_Data provided_

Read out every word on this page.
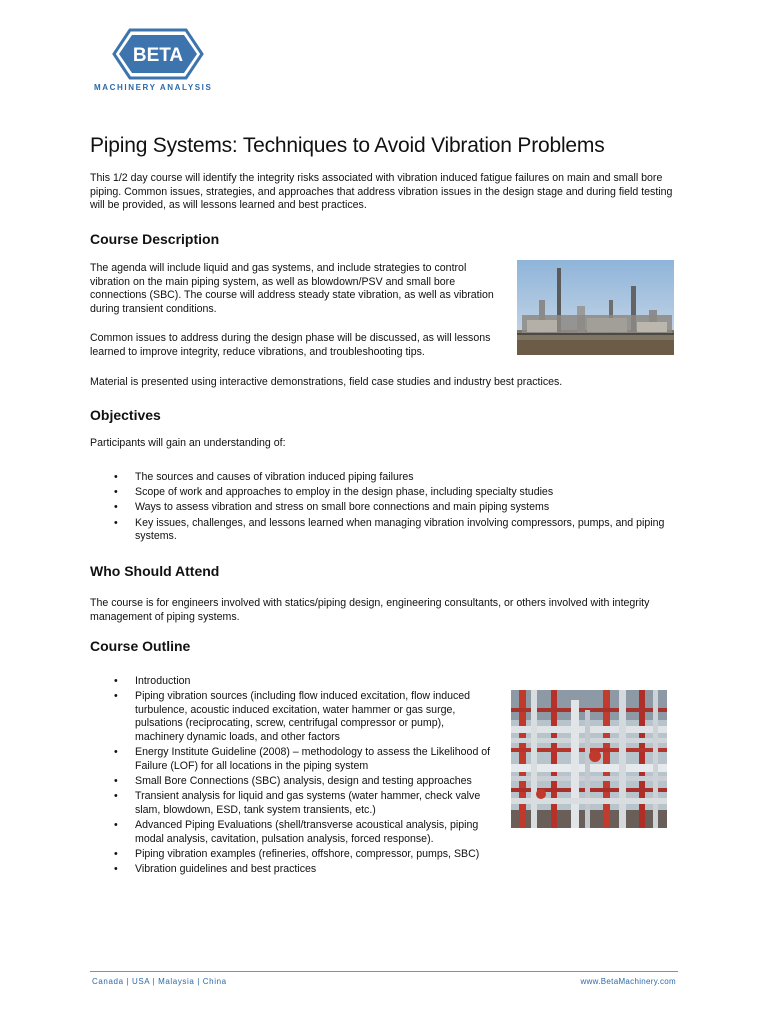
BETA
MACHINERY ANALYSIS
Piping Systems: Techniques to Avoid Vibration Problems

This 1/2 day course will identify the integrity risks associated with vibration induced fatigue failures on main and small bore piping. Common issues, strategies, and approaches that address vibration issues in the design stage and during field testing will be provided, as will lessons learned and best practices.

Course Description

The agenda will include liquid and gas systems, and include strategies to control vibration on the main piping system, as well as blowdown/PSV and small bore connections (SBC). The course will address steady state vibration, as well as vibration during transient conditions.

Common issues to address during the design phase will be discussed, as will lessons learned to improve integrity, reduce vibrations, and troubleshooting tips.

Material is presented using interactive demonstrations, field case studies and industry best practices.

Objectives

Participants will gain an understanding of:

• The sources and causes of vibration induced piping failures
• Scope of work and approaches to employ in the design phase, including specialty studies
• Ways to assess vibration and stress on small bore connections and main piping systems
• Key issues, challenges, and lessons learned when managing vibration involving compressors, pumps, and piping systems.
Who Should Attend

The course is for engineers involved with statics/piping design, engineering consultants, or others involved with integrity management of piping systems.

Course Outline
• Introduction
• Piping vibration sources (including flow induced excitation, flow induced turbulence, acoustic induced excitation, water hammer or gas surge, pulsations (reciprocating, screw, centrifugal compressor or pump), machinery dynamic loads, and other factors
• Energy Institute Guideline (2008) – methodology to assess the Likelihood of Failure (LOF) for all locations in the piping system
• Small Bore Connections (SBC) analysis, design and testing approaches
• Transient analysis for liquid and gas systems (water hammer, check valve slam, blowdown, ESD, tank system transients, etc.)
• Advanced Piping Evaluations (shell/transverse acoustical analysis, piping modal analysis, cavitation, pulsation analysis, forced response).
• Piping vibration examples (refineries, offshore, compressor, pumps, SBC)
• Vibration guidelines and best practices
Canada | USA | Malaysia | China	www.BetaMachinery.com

_Task to complete_
Take the entries shown above and quote them verbatim, passing over the pictures.

_Written solution_
Read out every word on this page.
BETA
MACHINERY ANALYSIS
Piping Systems: Techniques to Avoid Vibration Problems

This 1/2 day course will identify the integrity risks associated with vibration induced fatigue failures on main and small bore piping. Common issues, strategies, and approaches that address vibration issues in the design stage and during field testing will be provided, as will lessons learned and best practices.

Course Description

The agenda will include liquid and gas systems, and include strategies to control vibration on the main piping system, as well as blowdown/PSV and small bore connections (SBC). The course will address steady state vibration, as well as vibration during transient conditions.

Common issues to address during the design phase will be discussed, as will lessons learned to improve integrity, reduce vibrations, and troubleshooting tips.

Material is presented using interactive demonstrations, field case studies and industry best practices.

Objectives

Participants will gain an understanding of:

• The sources and causes of vibration induced piping failures
• Scope of work and approaches to employ in the design phase, including specialty studies
• Ways to assess vibration and stress on small bore connections and main piping systems
• Key issues, challenges, and lessons learned when managing vibration involving compressors, pumps, and piping systems.
Who Should Attend

The course is for engineers involved with statics/piping design, engineering consultants, or others involved with integrity management of piping systems.

Course Outline
• Introduction
• Piping vibration sources (including flow induced excitation, flow induced turbulence, acoustic induced excitation, water hammer or gas surge, pulsations (reciprocating, screw, centrifugal compressor or pump), machinery dynamic loads, and other factors
• Energy Institute Guideline (2008) – methodology to assess the Likelihood of Failure (LOF) for all locations in the piping system
• Small Bore Connections (SBC) analysis, design and testing approaches
• Transient analysis for liquid and gas systems (water hammer, check valve slam, blowdown, ESD, tank system transients, etc.)
• Advanced Piping Evaluations (shell/transverse acoustical analysis, piping modal analysis, cavitation, pulsation analysis, forced response).
• Piping vibration examples (refineries, offshore, compressor, pumps, SBC)
• Vibration guidelines and best practices
Canada | USA | Malaysia | China	www.BetaMachinery.com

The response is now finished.